Aim of the task:
Copy out, from the entries below, each line holding the string "radiation".

Available records:
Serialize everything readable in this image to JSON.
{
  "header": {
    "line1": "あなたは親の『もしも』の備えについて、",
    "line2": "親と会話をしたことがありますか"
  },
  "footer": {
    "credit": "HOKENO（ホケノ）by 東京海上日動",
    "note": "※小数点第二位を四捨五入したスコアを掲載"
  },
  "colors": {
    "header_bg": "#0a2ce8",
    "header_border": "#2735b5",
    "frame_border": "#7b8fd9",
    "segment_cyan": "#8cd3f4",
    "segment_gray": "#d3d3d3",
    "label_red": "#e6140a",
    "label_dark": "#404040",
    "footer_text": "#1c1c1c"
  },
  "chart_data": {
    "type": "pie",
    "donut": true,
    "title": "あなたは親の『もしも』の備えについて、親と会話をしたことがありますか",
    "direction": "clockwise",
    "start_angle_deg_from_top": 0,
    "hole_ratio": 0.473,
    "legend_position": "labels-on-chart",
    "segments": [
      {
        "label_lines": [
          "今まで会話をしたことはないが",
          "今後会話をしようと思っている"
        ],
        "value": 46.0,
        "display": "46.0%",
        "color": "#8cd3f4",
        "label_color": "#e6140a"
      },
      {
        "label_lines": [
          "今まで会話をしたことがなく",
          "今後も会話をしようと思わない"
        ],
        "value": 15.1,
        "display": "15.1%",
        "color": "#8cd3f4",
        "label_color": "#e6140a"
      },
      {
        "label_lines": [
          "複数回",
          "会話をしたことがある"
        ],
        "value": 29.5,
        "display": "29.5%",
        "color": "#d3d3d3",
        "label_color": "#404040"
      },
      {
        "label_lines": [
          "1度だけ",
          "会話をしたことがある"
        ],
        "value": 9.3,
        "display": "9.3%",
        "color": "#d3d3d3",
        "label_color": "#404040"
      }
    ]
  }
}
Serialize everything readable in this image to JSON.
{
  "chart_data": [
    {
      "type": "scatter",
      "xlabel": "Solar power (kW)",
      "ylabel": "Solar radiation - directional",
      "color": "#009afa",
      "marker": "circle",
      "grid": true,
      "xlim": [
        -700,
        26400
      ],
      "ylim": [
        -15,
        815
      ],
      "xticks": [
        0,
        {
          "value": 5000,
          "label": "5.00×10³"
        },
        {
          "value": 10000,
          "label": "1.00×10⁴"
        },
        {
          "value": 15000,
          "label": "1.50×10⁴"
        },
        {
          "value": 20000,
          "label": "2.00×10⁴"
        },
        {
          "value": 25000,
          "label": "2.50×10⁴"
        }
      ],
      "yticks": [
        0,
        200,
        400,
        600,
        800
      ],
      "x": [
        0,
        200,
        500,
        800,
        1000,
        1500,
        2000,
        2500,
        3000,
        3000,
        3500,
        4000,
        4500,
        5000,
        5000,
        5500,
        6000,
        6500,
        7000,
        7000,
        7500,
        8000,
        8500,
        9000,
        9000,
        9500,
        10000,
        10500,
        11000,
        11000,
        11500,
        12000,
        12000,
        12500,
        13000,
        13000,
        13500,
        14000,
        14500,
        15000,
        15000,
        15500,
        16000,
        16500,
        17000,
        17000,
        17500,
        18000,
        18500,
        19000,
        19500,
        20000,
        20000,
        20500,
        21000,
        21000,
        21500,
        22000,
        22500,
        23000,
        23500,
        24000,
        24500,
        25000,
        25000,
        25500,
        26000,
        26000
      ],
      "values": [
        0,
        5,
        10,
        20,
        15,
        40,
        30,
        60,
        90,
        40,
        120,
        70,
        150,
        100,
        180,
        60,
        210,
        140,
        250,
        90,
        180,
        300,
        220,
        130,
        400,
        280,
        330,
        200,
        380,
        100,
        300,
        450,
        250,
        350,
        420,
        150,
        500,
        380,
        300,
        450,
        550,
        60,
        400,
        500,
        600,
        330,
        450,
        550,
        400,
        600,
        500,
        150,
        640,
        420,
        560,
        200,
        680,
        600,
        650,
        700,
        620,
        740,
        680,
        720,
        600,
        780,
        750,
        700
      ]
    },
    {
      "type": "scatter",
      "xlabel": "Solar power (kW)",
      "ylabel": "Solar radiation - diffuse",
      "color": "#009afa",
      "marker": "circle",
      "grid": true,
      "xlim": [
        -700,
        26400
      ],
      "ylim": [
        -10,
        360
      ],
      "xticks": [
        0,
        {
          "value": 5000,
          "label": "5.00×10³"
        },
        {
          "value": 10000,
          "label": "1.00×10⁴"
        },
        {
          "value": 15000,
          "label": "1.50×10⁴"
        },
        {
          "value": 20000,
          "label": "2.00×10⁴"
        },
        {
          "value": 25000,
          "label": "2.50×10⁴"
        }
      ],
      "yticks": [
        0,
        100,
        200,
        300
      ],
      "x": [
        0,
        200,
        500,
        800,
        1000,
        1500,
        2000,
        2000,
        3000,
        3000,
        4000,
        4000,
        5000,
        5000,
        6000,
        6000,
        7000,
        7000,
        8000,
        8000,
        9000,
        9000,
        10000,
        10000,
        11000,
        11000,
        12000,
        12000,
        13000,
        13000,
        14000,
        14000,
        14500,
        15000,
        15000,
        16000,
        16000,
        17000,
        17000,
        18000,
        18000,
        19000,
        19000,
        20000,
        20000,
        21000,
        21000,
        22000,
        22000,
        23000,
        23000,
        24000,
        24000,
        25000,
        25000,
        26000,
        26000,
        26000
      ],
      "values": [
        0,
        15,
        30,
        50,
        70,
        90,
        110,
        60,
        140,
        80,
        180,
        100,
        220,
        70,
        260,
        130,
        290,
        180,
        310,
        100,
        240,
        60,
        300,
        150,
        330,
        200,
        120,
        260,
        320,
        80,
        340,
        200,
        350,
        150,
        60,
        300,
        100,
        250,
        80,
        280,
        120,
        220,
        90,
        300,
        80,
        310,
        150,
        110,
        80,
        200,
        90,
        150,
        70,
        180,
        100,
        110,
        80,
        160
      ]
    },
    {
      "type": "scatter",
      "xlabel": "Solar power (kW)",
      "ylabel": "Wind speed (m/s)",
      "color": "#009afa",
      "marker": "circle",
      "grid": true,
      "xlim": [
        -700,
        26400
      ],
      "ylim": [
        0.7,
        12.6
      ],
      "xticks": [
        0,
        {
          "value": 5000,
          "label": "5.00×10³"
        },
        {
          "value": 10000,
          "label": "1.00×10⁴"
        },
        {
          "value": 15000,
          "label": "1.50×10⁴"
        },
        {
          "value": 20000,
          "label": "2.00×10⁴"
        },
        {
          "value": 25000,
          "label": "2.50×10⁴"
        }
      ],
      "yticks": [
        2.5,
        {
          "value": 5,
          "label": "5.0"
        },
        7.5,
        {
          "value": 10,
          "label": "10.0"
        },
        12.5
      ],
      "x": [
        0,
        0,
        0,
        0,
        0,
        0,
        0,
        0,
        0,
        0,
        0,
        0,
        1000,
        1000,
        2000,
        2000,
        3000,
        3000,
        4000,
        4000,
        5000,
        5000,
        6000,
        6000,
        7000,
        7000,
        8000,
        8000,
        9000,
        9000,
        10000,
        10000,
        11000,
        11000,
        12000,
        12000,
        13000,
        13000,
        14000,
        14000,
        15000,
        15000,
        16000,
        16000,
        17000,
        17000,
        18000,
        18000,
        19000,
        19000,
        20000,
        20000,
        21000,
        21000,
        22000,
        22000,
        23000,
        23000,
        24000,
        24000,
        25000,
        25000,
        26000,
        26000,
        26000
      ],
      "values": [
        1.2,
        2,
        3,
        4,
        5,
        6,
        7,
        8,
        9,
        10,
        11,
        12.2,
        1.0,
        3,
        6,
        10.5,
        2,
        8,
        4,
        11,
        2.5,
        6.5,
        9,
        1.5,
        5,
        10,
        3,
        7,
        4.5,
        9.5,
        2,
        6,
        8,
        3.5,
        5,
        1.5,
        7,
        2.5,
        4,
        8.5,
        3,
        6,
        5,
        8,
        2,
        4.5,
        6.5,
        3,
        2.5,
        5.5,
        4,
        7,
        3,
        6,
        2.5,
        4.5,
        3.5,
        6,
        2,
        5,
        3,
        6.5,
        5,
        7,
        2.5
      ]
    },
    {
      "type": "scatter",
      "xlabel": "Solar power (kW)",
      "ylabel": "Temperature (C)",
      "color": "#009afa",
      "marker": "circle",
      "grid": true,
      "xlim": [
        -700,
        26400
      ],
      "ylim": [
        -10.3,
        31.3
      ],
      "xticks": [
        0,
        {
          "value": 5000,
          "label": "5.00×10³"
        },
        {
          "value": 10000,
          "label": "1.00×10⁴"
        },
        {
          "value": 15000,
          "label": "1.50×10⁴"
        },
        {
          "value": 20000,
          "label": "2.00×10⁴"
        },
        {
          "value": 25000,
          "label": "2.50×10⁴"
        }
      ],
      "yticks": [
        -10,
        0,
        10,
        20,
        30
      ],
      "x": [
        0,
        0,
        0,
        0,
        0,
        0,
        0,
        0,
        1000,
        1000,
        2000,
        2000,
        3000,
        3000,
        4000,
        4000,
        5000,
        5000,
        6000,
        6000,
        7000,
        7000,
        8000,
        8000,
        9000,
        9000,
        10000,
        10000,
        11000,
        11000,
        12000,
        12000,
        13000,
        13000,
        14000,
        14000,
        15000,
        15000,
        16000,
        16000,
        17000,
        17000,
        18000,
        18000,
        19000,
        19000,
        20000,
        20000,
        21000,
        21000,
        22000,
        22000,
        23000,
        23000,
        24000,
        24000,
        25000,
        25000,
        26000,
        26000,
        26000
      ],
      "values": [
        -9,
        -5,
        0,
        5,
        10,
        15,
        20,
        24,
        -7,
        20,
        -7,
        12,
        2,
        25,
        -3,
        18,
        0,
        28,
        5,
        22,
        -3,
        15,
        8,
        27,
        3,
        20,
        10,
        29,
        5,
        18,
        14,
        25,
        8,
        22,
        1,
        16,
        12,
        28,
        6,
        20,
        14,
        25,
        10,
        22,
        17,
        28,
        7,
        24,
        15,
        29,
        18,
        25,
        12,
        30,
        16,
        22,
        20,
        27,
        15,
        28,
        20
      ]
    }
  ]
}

The output:
      "ylabel": "Solar radiation - directional",
      "ylabel": "Solar radiation - diffuse",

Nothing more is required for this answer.